* [TASK INSTRUCTIONS]:
Which lines in the records below contain the word "Country"? Copy each one out.

## START

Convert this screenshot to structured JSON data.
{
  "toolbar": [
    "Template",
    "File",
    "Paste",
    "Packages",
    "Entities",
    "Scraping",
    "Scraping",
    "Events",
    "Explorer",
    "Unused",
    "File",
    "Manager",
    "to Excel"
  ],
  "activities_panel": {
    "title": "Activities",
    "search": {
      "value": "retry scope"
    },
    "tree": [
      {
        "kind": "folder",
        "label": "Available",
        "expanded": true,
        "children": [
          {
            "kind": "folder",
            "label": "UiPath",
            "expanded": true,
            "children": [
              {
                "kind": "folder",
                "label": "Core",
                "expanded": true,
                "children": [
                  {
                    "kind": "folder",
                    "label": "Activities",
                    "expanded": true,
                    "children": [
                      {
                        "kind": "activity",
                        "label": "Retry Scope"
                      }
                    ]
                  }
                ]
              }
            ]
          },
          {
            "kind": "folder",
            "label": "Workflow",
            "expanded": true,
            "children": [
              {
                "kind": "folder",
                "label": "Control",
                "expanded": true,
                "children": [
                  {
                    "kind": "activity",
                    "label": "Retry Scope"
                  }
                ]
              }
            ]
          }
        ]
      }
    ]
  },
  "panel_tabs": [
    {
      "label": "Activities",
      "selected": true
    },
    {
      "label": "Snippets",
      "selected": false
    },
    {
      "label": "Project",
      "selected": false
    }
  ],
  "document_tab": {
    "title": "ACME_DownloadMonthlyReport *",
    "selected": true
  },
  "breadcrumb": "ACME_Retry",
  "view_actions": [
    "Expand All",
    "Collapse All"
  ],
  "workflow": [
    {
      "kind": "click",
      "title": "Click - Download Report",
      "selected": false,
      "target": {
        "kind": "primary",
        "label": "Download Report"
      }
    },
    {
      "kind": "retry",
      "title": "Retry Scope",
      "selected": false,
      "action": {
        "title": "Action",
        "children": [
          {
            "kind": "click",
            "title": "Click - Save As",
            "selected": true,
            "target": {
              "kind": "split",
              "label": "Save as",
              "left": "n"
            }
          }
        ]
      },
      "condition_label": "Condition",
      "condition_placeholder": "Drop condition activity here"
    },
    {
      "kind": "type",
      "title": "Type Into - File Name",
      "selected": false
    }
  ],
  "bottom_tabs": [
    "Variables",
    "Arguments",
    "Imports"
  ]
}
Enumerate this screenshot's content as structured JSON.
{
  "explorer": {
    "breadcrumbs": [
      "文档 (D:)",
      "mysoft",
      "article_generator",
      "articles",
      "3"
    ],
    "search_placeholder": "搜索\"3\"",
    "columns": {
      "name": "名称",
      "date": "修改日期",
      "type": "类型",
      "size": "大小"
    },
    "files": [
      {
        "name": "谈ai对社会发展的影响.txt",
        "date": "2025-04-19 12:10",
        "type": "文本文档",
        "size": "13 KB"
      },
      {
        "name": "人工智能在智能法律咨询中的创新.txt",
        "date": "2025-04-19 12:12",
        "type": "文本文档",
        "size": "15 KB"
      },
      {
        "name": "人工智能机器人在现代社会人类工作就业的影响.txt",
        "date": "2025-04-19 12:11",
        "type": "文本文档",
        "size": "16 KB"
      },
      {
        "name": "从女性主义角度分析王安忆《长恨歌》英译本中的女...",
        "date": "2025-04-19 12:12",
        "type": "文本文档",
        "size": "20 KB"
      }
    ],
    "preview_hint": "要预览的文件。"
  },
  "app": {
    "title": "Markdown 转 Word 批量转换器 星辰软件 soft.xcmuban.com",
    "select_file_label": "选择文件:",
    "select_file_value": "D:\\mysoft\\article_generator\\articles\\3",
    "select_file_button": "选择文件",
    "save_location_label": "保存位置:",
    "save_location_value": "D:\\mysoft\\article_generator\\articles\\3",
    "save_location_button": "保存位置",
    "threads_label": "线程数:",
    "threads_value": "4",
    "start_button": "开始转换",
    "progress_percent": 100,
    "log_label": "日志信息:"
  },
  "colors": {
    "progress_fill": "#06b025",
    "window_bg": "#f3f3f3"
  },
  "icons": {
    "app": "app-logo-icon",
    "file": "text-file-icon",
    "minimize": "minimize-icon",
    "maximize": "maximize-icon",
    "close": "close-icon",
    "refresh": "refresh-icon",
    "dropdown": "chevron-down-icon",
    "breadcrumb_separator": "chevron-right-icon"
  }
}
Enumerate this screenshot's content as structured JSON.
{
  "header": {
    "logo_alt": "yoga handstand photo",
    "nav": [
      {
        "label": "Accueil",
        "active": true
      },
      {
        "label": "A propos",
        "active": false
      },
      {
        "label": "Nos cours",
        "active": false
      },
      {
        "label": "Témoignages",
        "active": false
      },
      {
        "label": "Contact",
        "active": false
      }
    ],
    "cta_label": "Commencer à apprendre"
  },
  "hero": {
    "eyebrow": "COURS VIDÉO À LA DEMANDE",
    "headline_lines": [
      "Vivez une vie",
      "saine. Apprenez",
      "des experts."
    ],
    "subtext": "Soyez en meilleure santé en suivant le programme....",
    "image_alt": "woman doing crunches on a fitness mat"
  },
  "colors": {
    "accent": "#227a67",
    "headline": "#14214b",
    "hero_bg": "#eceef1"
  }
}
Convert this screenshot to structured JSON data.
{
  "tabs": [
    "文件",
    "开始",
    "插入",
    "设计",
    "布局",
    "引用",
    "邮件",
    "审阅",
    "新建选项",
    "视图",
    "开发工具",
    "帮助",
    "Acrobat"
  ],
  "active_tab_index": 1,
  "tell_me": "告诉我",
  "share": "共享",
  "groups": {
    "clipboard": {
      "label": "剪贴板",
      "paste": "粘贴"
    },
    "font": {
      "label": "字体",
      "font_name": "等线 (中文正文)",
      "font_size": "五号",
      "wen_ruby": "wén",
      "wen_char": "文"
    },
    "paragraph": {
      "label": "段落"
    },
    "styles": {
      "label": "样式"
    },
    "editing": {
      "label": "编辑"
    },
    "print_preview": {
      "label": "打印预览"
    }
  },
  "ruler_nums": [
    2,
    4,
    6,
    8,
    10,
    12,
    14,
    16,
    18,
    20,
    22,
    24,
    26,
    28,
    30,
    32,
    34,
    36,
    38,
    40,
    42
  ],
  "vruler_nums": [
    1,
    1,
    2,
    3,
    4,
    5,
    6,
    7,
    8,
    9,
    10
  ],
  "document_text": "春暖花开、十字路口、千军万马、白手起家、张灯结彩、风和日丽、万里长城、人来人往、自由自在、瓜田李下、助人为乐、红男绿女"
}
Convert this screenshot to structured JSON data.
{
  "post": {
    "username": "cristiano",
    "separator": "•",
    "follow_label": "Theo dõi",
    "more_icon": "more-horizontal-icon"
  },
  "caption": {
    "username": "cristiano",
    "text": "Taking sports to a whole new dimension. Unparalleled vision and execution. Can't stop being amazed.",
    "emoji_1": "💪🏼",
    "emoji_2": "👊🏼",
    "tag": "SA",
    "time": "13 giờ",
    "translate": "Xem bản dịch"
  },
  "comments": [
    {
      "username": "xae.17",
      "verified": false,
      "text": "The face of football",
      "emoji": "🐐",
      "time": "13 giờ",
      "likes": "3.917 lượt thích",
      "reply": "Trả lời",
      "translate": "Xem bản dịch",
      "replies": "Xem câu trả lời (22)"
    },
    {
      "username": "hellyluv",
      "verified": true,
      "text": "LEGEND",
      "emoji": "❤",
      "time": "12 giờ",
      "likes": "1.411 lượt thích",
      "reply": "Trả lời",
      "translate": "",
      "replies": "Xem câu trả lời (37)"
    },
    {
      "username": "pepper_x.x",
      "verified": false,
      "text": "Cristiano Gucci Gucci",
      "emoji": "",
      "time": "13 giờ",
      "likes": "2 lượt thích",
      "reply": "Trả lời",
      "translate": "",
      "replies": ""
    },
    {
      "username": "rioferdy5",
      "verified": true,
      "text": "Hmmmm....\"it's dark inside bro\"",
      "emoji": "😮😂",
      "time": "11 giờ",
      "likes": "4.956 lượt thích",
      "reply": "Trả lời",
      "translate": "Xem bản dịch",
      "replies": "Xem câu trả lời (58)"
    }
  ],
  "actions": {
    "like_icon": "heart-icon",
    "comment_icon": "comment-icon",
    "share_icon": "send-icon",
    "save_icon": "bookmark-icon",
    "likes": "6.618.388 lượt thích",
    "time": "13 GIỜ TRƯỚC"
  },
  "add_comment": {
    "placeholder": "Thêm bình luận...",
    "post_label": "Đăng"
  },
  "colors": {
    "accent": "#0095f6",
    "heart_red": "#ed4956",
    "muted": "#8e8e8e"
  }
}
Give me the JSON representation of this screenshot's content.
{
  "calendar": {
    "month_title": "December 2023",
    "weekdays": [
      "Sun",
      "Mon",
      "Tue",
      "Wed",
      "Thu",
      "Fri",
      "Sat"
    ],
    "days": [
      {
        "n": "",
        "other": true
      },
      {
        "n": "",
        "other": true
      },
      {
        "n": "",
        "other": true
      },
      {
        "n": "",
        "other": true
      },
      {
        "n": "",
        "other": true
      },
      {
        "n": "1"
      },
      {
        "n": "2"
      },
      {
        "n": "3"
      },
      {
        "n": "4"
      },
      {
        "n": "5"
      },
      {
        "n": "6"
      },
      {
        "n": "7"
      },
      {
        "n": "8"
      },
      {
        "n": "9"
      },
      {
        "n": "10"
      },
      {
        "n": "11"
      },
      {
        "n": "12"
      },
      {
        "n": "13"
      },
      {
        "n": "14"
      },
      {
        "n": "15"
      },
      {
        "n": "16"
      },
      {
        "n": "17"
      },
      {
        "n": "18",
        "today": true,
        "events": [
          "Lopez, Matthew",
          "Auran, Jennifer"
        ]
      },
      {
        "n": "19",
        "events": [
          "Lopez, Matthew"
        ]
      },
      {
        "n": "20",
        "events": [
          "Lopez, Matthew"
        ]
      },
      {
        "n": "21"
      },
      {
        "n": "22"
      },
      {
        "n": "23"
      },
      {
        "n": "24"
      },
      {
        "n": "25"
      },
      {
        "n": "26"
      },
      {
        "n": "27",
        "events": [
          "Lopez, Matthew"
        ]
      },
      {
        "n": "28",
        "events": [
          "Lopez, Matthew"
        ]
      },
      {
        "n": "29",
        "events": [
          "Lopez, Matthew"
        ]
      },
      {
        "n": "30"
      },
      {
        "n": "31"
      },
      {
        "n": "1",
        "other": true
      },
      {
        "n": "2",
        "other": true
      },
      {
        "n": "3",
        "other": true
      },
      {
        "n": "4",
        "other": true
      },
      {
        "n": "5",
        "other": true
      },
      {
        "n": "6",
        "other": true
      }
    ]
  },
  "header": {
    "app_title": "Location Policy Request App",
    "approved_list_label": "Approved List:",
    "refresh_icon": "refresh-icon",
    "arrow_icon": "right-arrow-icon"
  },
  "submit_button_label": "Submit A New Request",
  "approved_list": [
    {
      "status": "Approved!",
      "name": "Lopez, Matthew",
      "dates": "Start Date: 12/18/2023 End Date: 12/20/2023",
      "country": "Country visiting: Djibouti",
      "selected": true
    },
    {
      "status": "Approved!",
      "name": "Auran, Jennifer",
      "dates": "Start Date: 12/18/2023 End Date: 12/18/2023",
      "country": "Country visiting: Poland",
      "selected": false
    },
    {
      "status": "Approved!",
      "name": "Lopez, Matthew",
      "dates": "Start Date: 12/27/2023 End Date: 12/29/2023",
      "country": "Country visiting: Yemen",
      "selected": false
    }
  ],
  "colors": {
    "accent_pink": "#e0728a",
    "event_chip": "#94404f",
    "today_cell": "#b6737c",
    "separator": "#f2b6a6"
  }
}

## END

* [CORRECT ANSWER]:
      "country": "Country visiting: Djibouti",
      "country": "Country visiting: Poland",
      "country": "Country visiting: Yemen",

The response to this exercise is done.